WHAT YOU SHOULD DO:
Each record is to be printed again precisely as it reads.

GIVEN DATA:
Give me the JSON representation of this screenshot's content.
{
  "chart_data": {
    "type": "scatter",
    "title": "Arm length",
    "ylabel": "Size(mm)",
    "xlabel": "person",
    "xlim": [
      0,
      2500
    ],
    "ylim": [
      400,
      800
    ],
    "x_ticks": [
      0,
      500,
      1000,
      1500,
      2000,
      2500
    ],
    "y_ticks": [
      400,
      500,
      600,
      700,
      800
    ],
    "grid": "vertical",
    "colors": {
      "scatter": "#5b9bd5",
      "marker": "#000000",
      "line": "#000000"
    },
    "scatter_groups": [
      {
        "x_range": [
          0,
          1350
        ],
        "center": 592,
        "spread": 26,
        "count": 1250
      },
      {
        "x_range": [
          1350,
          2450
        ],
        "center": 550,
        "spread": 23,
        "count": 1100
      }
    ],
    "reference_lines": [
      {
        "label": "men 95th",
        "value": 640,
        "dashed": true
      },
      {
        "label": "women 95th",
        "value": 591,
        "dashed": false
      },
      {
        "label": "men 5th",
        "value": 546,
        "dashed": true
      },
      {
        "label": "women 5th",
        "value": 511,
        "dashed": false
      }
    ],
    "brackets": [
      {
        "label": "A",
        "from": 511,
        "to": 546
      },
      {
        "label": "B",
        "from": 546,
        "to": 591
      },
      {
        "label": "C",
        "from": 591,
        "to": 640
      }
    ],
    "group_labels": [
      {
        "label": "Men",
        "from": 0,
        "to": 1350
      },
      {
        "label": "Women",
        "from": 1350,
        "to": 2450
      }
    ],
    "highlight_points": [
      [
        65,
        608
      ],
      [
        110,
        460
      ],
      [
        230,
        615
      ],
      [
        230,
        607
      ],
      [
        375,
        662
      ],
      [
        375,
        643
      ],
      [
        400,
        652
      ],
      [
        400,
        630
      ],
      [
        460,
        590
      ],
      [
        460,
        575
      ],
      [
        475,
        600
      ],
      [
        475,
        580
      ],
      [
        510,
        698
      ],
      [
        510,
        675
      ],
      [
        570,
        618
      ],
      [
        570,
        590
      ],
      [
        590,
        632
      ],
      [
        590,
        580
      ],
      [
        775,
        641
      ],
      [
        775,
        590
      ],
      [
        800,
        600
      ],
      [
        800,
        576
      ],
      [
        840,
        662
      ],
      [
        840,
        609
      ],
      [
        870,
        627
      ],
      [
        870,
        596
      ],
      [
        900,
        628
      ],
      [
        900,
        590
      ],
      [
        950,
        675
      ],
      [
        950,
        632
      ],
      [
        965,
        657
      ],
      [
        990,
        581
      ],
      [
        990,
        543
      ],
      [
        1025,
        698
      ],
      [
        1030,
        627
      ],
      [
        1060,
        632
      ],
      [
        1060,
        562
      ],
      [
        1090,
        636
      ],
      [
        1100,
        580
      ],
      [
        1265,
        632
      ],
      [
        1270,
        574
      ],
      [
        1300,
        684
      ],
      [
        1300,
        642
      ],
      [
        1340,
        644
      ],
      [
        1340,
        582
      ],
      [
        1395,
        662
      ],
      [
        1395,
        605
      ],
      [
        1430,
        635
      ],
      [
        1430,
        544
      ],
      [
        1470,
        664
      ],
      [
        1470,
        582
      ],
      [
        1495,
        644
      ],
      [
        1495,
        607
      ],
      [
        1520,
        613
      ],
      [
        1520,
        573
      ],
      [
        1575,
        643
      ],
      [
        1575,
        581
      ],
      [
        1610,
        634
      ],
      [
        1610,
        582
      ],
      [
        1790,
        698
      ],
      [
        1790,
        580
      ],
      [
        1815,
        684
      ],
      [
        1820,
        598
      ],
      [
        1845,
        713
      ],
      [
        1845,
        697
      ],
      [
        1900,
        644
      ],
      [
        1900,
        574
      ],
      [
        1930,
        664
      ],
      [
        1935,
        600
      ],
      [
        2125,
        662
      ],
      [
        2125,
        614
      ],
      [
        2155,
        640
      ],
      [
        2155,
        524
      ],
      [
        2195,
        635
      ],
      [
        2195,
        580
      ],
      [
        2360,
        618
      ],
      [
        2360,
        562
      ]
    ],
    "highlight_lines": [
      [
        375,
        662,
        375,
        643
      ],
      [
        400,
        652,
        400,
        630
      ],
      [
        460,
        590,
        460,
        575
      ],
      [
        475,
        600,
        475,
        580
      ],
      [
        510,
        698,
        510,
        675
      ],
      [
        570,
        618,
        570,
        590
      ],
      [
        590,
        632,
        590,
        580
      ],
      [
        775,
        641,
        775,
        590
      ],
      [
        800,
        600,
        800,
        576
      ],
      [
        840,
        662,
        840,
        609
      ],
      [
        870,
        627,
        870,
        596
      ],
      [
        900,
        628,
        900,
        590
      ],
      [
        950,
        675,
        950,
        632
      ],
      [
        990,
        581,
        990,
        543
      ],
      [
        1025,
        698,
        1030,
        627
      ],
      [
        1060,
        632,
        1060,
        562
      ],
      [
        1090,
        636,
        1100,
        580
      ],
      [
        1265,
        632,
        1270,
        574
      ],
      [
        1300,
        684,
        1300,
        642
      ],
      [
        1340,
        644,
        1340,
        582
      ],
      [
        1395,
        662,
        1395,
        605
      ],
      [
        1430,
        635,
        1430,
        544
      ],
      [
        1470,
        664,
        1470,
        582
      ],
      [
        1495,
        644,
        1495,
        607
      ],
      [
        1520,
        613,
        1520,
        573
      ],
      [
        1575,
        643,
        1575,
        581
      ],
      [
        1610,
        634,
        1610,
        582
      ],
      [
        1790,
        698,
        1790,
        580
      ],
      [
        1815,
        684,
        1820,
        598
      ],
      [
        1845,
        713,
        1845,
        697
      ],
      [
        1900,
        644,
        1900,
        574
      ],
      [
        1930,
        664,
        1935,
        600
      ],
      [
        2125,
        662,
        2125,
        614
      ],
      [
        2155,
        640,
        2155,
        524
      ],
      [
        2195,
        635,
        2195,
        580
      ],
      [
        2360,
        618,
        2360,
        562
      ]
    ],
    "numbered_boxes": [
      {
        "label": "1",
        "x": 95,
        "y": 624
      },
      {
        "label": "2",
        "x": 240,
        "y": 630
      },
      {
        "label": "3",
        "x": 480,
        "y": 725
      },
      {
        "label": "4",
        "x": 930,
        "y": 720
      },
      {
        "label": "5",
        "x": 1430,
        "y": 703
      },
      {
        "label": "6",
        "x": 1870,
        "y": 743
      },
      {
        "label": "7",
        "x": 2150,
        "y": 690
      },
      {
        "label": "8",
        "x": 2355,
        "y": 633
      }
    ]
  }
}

SOLUTION FOR THIS PROBLEM:
Give me the JSON representation of this screenshot's content.
{
  "chart_data": {
    "type": "scatter",
    "title": "Arm length",
    "ylabel": "Size(mm)",
    "xlabel": "person",
    "xlim": [
      0,
      2500
    ],
    "ylim": [
      400,
      800
    ],
    "x_ticks": [
      0,
      500,
      1000,
      1500,
      2000,
      2500
    ],
    "y_ticks": [
      400,
      500,
      600,
      700,
      800
    ],
    "grid": "vertical",
    "colors": {
      "scatter": "#5b9bd5",
      "marker": "#000000",
      "line": "#000000"
    },
    "scatter_groups": [
      {
        "x_range": [
          0,
          1350
        ],
        "center": 592,
        "spread": 26,
        "count": 1250
      },
      {
        "x_range": [
          1350,
          2450
        ],
        "center": 550,
        "spread": 23,
        "count": 1100
      }
    ],
    "reference_lines": [
      {
        "label": "men 95th",
        "value": 640,
        "dashed": true
      },
      {
        "label": "women 95th",
        "value": 591,
        "dashed": false
      },
      {
        "label": "men 5th",
        "value": 546,
        "dashed": true
      },
      {
        "label": "women 5th",
        "value": 511,
        "dashed": false
      }
    ],
    "brackets": [
      {
        "label": "A",
        "from": 511,
        "to": 546
      },
      {
        "label": "B",
        "from": 546,
        "to": 591
      },
      {
        "label": "C",
        "from": 591,
        "to": 640
      }
    ],
    "group_labels": [
      {
        "label": "Men",
        "from": 0,
        "to": 1350
      },
      {
        "label": "Women",
        "from": 1350,
        "to": 2450
      }
    ],
    "highlight_points": [
      [
        65,
        608
      ],
      [
        110,
        460
      ],
      [
        230,
        615
      ],
      [
        230,
        607
      ],
      [
        375,
        662
      ],
      [
        375,
        643
      ],
      [
        400,
        652
      ],
      [
        400,
        630
      ],
      [
        460,
        590
      ],
      [
        460,
        575
      ],
      [
        475,
        600
      ],
      [
        475,
        580
      ],
      [
        510,
        698
      ],
      [
        510,
        675
      ],
      [
        570,
        618
      ],
      [
        570,
        590
      ],
      [
        590,
        632
      ],
      [
        590,
        580
      ],
      [
        775,
        641
      ],
      [
        775,
        590
      ],
      [
        800,
        600
      ],
      [
        800,
        576
      ],
      [
        840,
        662
      ],
      [
        840,
        609
      ],
      [
        870,
        627
      ],
      [
        870,
        596
      ],
      [
        900,
        628
      ],
      [
        900,
        590
      ],
      [
        950,
        675
      ],
      [
        950,
        632
      ],
      [
        965,
        657
      ],
      [
        990,
        581
      ],
      [
        990,
        543
      ],
      [
        1025,
        698
      ],
      [
        1030,
        627
      ],
      [
        1060,
        632
      ],
      [
        1060,
        562
      ],
      [
        1090,
        636
      ],
      [
        1100,
        580
      ],
      [
        1265,
        632
      ],
      [
        1270,
        574
      ],
      [
        1300,
        684
      ],
      [
        1300,
        642
      ],
      [
        1340,
        644
      ],
      [
        1340,
        582
      ],
      [
        1395,
        662
      ],
      [
        1395,
        605
      ],
      [
        1430,
        635
      ],
      [
        1430,
        544
      ],
      [
        1470,
        664
      ],
      [
        1470,
        582
      ],
      [
        1495,
        644
      ],
      [
        1495,
        607
      ],
      [
        1520,
        613
      ],
      [
        1520,
        573
      ],
      [
        1575,
        643
      ],
      [
        1575,
        581
      ],
      [
        1610,
        634
      ],
      [
        1610,
        582
      ],
      [
        1790,
        698
      ],
      [
        1790,
        580
      ],
      [
        1815,
        684
      ],
      [
        1820,
        598
      ],
      [
        1845,
        713
      ],
      [
        1845,
        697
      ],
      [
        1900,
        644
      ],
      [
        1900,
        574
      ],
      [
        1930,
        664
      ],
      [
        1935,
        600
      ],
      [
        2125,
        662
      ],
      [
        2125,
        614
      ],
      [
        2155,
        640
      ],
      [
        2155,
        524
      ],
      [
        2195,
        635
      ],
      [
        2195,
        580
      ],
      [
        2360,
        618
      ],
      [
        2360,
        562
      ]
    ],
    "highlight_lines": [
      [
        375,
        662,
        375,
        643
      ],
      [
        400,
        652,
        400,
        630
      ],
      [
        460,
        590,
        460,
        575
      ],
      [
        475,
        600,
        475,
        580
      ],
      [
        510,
        698,
        510,
        675
      ],
      [
        570,
        618,
        570,
        590
      ],
      [
        590,
        632,
        590,
        580
      ],
      [
        775,
        641,
        775,
        590
      ],
      [
        800,
        600,
        800,
        576
      ],
      [
        840,
        662,
        840,
        609
      ],
      [
        870,
        627,
        870,
        596
      ],
      [
        900,
        628,
        900,
        590
      ],
      [
        950,
        675,
        950,
        632
      ],
      [
        990,
        581,
        990,
        543
      ],
      [
        1025,
        698,
        1030,
        627
      ],
      [
        1060,
        632,
        1060,
        562
      ],
      [
        1090,
        636,
        1100,
        580
      ],
      [
        1265,
        632,
        1270,
        574
      ],
      [
        1300,
        684,
        1300,
        642
      ],
      [
        1340,
        644,
        1340,
        582
      ],
      [
        1395,
        662,
        1395,
        605
      ],
      [
        1430,
        635,
        1430,
        544
      ],
      [
        1470,
        664,
        1470,
        582
      ],
      [
        1495,
        644,
        1495,
        607
      ],
      [
        1520,
        613,
        1520,
        573
      ],
      [
        1575,
        643,
        1575,
        581
      ],
      [
        1610,
        634,
        1610,
        582
      ],
      [
        1790,
        698,
        1790,
        580
      ],
      [
        1815,
        684,
        1820,
        598
      ],
      [
        1845,
        713,
        1845,
        697
      ],
      [
        1900,
        644,
        1900,
        574
      ],
      [
        1930,
        664,
        1935,
        600
      ],
      [
        2125,
        662,
        2125,
        614
      ],
      [
        2155,
        640,
        2155,
        524
      ],
      [
        2195,
        635,
        2195,
        580
      ],
      [
        2360,
        618,
        2360,
        562
      ]
    ],
    "numbered_boxes": [
      {
        "label": "1",
        "x": 95,
        "y": 624
      },
      {
        "label": "2",
        "x": 240,
        "y": 630
      },
      {
        "label": "3",
        "x": 480,
        "y": 725
      },
      {
        "label": "4",
        "x": 930,
        "y": 720
      },
      {
        "label": "5",
        "x": 1430,
        "y": 703
      },
      {
        "label": "6",
        "x": 1870,
        "y": 743
      },
      {
        "label": "7",
        "x": 2150,
        "y": 690
      },
      {
        "label": "8",
        "x": 2355,
        "y": 633
      }
    ]
  }
}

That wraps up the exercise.